RECORDED DATA:
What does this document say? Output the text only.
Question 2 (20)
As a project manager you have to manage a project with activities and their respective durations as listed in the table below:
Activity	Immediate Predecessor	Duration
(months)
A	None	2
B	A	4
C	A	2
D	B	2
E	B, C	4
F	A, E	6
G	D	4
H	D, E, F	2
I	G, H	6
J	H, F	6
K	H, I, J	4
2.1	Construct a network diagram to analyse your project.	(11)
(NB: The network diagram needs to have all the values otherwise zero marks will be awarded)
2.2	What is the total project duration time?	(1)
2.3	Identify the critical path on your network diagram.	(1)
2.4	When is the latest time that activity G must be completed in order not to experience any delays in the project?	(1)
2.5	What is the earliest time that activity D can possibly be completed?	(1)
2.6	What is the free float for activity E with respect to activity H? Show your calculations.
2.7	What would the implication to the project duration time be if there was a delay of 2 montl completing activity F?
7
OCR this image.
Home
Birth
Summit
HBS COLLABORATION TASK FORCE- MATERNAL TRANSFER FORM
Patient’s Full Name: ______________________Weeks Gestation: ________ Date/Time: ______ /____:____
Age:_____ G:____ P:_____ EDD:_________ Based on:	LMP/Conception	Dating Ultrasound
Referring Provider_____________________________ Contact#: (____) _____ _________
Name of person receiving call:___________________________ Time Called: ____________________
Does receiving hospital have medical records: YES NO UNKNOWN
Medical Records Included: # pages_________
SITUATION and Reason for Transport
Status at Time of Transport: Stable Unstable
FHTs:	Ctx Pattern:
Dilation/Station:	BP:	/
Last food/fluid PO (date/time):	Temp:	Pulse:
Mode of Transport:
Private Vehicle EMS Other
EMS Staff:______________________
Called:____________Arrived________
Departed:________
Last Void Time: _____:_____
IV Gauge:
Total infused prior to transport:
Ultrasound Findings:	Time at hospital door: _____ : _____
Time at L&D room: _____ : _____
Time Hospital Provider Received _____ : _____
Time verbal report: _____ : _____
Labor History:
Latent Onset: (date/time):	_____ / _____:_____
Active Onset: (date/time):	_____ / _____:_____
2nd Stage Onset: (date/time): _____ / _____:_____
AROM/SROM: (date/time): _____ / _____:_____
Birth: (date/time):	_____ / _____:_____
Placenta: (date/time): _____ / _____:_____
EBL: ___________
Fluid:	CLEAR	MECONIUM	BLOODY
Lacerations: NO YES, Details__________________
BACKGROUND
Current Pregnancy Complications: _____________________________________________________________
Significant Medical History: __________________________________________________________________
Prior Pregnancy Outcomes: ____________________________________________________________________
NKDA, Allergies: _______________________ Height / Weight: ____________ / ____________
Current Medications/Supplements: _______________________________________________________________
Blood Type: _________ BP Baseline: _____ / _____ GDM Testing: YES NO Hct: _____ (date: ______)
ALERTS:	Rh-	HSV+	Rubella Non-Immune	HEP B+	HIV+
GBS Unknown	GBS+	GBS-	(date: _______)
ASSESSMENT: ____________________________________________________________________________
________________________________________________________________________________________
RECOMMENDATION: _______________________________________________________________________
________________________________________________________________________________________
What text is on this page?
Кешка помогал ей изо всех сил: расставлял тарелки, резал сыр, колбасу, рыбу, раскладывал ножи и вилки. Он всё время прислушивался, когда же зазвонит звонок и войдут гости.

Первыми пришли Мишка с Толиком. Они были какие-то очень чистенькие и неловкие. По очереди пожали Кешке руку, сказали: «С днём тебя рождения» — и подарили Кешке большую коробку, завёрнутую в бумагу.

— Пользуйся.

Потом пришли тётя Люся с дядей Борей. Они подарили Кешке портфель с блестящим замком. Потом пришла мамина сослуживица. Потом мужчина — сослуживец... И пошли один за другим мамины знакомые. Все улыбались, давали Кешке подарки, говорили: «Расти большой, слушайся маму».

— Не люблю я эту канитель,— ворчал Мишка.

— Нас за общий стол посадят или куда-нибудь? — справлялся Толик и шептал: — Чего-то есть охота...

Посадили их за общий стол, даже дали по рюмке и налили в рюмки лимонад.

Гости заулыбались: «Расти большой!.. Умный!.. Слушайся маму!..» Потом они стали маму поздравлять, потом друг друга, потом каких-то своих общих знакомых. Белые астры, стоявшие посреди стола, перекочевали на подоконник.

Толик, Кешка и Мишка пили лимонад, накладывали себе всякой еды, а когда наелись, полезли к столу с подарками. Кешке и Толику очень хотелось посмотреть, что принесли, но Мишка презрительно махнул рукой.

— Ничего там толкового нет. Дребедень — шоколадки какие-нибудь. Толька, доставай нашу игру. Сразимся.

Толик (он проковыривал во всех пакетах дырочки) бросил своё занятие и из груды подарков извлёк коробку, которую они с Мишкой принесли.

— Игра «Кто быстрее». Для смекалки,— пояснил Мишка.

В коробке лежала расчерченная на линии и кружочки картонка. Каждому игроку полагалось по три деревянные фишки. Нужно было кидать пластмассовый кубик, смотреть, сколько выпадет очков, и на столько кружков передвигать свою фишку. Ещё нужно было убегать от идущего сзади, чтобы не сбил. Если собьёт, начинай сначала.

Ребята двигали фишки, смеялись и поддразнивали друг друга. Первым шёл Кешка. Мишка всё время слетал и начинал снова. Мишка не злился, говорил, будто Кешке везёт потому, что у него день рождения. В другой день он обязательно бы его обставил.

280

TASK DETAILS: Reproduce only those lines of the entries above that run from the line with "What text is on this page?" to the final line.

FINISHED EXERCISE:
What text is on this page?
Кешка помогал ей изо всех сил: расставлял тарелки, резал сыр, колбасу, рыбу, раскладывал ножи и вилки. Он всё время прислушивался, когда же зазвонит звонок и войдут гости.

Первыми пришли Мишка с Толиком. Они были какие-то очень чистенькие и неловкие. По очереди пожали Кешке руку, сказали: «С днём тебя рождения» — и подарили Кешке большую коробку, завёрнутую в бумагу.

— Пользуйся.

Потом пришли тётя Люся с дядей Борей. Они подарили Кешке портфель с блестящим замком. Потом пришла мамина сослуживица. Потом мужчина — сослуживец... И пошли один за другим мамины знакомые. Все улыбались, давали Кешке подарки, говорили: «Расти большой, слушайся маму».

— Не люблю я эту канитель,— ворчал Мишка.

— Нас за общий стол посадят или куда-нибудь? — справлялся Толик и шептал: — Чего-то есть охота...

Посадили их за общий стол, даже дали по рюмке и налили в рюмки лимонад.

Гости заулыбались: «Расти большой!.. Умный!.. Слушайся маму!..» Потом они стали маму поздравлять, потом друг друга, потом каких-то своих общих знакомых. Белые астры, стоявшие посреди стола, перекочевали на подоконник.

Толик, Кешка и Мишка пили лимонад, накладывали себе всякой еды, а когда наелись, полезли к столу с подарками. Кешке и Толику очень хотелось посмотреть, что принесли, но Мишка презрительно махнул рукой.

— Ничего там толкового нет. Дребедень — шоколадки какие-нибудь. Толька, доставай нашу игру. Сразимся.

Толик (он проковыривал во всех пакетах дырочки) бросил своё занятие и из груды подарков извлёк коробку, которую они с Мишкой принесли.

— Игра «Кто быстрее». Для смекалки,— пояснил Мишка.

В коробке лежала расчерченная на линии и кружочки картонка. Каждому игроку полагалось по три деревянные фишки. Нужно было кидать пластмассовый кубик, смотреть, сколько выпадет очков, и на столько кружков передвигать свою фишку. Ещё нужно было убегать от идущего сзади, чтобы не сбил. Если собьёт, начинай сначала.

Ребята двигали фишки, смеялись и поддразнивали друг друга. Первым шёл Кешка. Мишка всё время слетал и начинал снова. Мишка не злился, говорил, будто Кешке везёт потому, что у него день рождения. В другой день он обязательно бы его обставил.

280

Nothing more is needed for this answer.